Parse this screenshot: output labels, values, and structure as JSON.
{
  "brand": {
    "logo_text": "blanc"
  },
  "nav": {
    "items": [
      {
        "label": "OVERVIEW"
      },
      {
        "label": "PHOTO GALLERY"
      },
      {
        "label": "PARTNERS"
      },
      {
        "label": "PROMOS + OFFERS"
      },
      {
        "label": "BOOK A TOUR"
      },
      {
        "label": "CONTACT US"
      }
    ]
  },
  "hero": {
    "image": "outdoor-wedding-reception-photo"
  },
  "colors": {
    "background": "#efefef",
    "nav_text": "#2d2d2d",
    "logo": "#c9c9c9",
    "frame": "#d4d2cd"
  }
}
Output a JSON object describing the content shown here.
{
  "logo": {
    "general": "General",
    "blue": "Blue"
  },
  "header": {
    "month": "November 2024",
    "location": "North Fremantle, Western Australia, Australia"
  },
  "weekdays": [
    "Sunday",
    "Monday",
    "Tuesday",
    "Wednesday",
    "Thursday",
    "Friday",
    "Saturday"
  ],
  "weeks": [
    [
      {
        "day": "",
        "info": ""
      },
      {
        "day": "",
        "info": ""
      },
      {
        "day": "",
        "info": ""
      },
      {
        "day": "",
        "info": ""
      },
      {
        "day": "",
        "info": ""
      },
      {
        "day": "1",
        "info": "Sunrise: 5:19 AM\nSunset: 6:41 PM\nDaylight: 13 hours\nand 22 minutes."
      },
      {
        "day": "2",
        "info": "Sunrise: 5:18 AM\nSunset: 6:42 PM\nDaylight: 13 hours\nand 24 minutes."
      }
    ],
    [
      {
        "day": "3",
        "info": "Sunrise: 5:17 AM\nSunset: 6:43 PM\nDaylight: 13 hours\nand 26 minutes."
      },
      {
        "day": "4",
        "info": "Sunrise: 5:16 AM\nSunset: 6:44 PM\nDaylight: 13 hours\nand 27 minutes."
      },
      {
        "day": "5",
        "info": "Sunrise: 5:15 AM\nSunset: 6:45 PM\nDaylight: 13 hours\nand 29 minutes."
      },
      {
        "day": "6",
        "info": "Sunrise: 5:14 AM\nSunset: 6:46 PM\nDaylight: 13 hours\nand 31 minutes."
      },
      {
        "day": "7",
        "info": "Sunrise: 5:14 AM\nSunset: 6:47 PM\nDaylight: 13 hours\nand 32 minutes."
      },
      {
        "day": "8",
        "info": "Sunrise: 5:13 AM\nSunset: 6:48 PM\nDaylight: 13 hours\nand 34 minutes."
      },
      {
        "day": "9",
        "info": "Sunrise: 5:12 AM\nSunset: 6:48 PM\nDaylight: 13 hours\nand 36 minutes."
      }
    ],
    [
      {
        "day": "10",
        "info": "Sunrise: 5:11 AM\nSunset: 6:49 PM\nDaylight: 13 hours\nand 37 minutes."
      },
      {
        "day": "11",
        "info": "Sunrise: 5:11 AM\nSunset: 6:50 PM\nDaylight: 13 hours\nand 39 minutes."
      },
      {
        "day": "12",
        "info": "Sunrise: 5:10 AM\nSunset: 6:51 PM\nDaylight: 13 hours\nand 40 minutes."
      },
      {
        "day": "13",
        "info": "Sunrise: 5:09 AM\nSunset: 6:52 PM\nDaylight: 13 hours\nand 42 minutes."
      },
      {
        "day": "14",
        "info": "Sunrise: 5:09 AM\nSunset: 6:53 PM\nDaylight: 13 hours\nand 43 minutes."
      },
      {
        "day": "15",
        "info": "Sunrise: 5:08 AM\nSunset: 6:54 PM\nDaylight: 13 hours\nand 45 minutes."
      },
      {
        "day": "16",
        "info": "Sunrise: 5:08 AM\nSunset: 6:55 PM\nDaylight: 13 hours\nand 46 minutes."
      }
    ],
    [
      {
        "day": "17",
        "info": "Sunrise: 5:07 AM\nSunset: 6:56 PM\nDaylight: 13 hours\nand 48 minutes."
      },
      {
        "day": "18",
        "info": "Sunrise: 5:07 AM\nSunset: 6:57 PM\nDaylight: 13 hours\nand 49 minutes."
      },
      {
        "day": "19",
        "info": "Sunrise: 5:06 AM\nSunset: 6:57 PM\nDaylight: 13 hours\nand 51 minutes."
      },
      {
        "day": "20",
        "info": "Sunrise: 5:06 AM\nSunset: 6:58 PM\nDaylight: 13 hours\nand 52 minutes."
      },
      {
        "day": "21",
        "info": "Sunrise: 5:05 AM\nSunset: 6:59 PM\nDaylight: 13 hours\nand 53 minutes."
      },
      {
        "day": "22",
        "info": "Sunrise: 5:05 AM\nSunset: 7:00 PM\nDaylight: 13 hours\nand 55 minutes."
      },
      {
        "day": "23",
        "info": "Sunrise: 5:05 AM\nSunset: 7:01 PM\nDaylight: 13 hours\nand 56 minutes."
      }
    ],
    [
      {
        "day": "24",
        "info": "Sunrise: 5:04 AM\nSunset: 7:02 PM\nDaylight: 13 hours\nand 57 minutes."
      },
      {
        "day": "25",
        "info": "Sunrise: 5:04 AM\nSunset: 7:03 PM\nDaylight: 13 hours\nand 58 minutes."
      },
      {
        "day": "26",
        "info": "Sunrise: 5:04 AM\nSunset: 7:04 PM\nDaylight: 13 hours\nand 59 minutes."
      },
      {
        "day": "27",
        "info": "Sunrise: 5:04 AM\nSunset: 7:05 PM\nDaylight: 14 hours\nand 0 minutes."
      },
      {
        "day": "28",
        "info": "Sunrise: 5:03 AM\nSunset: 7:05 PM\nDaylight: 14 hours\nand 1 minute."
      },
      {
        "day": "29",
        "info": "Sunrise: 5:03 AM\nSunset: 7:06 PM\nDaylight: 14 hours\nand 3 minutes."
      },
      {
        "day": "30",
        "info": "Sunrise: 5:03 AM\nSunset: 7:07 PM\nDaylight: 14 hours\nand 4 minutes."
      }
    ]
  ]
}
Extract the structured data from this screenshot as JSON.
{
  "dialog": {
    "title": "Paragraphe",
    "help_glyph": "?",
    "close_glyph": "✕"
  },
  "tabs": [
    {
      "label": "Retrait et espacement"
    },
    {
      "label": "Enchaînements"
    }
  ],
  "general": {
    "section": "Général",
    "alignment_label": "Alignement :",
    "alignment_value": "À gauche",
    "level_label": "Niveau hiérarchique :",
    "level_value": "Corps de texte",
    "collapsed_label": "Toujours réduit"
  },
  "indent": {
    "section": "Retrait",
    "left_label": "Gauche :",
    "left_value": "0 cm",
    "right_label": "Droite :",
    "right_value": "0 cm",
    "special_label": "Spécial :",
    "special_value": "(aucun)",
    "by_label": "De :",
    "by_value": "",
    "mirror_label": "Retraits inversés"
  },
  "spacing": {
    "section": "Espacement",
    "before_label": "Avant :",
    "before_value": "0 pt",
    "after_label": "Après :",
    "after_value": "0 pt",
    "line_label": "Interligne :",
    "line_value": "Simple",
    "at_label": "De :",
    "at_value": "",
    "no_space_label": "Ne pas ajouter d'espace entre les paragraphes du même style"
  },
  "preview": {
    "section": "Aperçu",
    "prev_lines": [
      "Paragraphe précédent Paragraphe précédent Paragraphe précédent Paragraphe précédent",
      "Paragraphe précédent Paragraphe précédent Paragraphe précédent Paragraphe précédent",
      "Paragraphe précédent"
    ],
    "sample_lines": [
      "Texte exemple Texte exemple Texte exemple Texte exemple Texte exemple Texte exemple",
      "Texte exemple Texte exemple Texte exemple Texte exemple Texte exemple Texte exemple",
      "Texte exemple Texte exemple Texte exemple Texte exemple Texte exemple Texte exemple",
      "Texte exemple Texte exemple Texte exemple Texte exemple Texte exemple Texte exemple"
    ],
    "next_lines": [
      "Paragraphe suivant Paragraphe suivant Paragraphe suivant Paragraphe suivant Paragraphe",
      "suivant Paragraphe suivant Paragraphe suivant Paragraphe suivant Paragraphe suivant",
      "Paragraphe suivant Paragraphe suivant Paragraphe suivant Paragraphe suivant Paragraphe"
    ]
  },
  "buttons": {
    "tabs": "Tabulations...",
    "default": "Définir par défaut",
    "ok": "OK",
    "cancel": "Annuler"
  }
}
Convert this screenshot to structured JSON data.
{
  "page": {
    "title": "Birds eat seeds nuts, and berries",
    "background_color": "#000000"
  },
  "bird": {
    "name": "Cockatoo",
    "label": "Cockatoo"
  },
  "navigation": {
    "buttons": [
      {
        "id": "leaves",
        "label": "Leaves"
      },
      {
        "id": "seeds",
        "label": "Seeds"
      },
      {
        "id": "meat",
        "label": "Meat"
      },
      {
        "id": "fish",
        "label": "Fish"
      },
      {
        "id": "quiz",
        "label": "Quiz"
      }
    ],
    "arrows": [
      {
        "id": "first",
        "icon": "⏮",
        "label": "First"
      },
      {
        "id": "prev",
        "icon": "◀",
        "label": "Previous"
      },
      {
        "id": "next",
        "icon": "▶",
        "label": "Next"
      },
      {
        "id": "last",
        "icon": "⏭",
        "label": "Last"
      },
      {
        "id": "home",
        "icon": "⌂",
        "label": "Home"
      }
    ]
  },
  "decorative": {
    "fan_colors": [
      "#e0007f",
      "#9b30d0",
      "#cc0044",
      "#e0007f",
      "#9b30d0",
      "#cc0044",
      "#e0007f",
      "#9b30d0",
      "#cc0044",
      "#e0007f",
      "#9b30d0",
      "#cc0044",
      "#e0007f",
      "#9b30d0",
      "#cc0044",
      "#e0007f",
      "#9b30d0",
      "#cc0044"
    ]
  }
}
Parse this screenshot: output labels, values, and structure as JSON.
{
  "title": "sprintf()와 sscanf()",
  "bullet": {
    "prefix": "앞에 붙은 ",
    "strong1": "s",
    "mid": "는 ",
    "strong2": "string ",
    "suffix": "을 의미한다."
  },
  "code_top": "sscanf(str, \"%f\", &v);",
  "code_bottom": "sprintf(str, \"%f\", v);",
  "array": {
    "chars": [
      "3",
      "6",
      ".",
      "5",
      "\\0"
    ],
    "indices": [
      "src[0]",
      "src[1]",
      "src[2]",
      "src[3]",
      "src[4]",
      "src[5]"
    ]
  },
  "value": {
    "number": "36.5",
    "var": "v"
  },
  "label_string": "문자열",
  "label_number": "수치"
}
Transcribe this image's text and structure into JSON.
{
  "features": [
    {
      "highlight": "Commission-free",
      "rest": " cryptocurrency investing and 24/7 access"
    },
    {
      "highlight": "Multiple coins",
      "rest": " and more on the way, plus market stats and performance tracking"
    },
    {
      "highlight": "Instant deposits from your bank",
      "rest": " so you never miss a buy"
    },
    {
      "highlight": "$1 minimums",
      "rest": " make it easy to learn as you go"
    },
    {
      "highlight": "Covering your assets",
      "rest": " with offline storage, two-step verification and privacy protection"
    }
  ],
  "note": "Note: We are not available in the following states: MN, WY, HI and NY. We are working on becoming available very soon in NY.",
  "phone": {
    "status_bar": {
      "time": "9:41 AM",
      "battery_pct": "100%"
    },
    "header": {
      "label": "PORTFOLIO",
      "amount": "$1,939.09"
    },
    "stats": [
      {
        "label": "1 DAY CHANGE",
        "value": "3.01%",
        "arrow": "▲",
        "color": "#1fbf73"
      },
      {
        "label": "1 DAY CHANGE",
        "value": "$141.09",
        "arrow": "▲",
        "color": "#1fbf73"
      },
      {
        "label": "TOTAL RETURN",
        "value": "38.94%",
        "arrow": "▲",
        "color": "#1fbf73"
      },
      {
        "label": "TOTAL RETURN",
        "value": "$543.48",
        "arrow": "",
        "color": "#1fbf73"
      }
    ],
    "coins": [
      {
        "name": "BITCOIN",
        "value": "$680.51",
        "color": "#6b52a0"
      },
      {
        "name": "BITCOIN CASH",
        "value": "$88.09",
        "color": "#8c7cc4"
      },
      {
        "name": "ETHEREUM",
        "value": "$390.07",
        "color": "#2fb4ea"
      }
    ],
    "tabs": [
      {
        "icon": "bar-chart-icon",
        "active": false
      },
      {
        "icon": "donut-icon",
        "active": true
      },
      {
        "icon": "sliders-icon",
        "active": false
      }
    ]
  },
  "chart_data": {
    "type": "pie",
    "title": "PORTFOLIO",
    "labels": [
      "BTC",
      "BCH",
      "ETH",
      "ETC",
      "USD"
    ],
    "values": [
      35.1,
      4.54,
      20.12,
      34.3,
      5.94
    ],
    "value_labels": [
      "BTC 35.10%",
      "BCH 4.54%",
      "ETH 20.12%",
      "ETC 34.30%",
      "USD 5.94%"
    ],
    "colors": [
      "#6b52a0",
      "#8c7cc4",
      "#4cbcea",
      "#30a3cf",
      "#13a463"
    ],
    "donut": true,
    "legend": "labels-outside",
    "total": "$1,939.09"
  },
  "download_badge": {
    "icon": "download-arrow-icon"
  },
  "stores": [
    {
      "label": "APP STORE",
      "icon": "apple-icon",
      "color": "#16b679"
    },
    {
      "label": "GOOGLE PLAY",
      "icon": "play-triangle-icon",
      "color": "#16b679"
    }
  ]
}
____
** WRITTEN INSTRUCTION **
Isolate each line of the listing above that includes "from". Copy it.

** EXPECTED ANSWER **
Extract the structured data from this screenshot as JSON.
      "highlight": "Instant deposits from your bank",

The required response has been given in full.